Tasks and exercises:
1. In the passage about Peter, what does the mother, it says, not do since 1980?
2. Please list every thing the passage about Peter says he does, or would do, for Nana.

Reading passage:
■ ■ ■ ■

My dad was an intellectual. Peter never finished high school, but has a college degree in Life. He’s a true partner to my mother. Peter is the first to go with my mom to the garage sales or grocery stores. He would happily drive down to Nana’s apartment to fix her TV or take her to the craft fair. He brushes Nana’s hair and dyes my mother’s. He and my mom laugh and fight and make fun of each other and knock things over out in public. They’re like a comedy act. They kill at the Grand Union. He is an excellent dancer and roller skater—like Deney Terrio of Dance Fever on skates. I know this because we used to go roller skating as a family, even though it was long past that sport’s heyday. Peter also happens to be a neat freak, which is good, since my mother hasn’t ironed a piece of clothing since 1980. One time they were having an argument in their upstairs bedroom. Suddenly we heard some sort of glass break. Moments later, we heard Peter’s footsteps, step-step-step-step, then the sound of the vacuum cleaner. Then the argument resumed.

  Peter has always honored my father, often going to plant flowers at his grave.

  “You’re just going there to complain about me,” Mom teases him.

  “Yes,” says Peter without missing a beat. “And there’s usually a line when I get there.”

■ ■ ■ ■

Listed entries:
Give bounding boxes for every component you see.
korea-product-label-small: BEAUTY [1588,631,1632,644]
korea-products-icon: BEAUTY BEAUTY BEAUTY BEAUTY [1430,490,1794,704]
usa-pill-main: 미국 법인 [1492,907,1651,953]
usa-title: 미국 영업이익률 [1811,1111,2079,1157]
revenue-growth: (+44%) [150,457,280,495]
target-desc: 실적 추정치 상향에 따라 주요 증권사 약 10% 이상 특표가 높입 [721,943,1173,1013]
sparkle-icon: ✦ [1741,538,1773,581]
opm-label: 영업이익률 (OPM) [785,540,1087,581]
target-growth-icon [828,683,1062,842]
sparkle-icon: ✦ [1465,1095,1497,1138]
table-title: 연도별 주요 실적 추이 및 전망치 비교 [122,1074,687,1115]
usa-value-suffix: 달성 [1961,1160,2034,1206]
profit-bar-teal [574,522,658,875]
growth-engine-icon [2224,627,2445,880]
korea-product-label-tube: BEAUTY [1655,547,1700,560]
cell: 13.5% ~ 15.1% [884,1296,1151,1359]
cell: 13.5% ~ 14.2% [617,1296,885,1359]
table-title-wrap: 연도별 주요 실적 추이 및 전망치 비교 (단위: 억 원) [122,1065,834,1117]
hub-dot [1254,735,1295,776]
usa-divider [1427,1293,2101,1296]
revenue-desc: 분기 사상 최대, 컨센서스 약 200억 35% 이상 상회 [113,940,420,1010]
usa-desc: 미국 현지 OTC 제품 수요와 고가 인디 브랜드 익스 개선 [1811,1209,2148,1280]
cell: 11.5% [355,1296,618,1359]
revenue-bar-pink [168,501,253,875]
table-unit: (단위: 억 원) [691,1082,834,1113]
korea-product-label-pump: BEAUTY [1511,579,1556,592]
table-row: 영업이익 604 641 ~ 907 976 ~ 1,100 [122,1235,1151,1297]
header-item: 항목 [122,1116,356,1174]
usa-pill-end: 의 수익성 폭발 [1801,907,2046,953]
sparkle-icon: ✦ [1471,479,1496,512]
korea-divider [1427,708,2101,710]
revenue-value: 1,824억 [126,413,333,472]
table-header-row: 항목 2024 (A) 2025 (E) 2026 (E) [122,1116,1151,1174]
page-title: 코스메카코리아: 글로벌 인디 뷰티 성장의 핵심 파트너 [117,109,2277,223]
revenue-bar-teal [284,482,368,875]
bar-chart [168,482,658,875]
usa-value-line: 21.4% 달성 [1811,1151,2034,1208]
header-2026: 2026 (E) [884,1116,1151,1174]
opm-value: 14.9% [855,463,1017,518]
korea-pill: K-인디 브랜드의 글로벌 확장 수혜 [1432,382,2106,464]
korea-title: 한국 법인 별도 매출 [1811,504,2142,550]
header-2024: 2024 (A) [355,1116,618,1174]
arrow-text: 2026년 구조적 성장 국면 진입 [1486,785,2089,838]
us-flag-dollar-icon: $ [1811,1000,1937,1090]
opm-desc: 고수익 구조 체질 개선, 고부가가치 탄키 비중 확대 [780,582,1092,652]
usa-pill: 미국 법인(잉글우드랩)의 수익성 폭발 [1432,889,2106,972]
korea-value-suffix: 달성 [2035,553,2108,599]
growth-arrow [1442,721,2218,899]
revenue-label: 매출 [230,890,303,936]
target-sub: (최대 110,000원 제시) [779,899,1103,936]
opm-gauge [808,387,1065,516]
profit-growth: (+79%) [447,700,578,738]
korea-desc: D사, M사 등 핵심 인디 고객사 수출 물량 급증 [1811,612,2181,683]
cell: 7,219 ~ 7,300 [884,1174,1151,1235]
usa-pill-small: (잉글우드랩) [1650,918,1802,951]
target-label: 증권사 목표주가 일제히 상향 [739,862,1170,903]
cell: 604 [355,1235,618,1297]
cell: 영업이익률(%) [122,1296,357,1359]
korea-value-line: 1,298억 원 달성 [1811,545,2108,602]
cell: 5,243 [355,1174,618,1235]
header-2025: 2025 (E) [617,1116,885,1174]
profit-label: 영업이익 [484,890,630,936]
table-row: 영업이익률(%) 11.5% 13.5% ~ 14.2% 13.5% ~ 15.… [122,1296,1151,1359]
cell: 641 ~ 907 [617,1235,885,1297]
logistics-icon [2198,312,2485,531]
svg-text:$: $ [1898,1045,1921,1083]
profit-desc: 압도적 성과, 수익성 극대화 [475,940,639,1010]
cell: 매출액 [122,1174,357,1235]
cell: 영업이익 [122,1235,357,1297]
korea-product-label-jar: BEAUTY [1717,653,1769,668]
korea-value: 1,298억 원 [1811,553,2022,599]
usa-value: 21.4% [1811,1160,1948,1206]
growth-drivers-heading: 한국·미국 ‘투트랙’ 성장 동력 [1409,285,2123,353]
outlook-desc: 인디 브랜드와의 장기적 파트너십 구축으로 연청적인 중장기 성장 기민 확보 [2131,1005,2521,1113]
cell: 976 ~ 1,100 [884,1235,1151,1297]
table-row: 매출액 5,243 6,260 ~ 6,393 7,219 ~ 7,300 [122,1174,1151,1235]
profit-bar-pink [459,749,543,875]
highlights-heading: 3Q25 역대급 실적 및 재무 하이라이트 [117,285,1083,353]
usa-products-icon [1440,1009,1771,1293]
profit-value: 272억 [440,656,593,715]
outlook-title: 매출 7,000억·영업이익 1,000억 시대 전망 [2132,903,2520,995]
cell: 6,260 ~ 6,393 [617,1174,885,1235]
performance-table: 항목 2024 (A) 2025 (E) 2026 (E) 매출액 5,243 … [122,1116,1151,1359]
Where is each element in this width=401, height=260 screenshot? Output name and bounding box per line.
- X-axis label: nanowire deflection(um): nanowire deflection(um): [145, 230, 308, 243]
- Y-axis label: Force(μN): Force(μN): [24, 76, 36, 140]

■ ■ ■ ■

Exercise solutions:
1. She hasn't ironed a piece of clothing since 1980.

2.
- Drive down to her apartment to fix her TV
- Take her to the craft fair
- Brush her hair